**Given instruction:** Every line must be returned precisely as it is written.

**Input rows:**
[start]

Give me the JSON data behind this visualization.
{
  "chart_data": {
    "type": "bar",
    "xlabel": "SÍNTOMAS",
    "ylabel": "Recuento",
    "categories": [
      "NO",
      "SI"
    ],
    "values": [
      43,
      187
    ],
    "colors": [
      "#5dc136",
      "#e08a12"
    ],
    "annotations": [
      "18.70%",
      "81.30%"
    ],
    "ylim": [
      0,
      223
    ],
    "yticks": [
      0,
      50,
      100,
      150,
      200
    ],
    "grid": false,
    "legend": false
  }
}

[end]

**The solution:**
Give me the JSON data behind this visualization.
{
  "chart_data": {
    "type": "bar",
    "xlabel": "SÍNTOMAS",
    "ylabel": "Recuento",
    "categories": [
      "NO",
      "SI"
    ],
    "values": [
      43,
      187
    ],
    "colors": [
      "#5dc136",
      "#e08a12"
    ],
    "annotations": [
      "18.70%",
      "81.30%"
    ],
    "ylim": [
      0,
      223
    ],
    "yticks": [
      0,
      50,
      100,
      150,
      200
    ],
    "grid": false,
    "legend": false
  }
}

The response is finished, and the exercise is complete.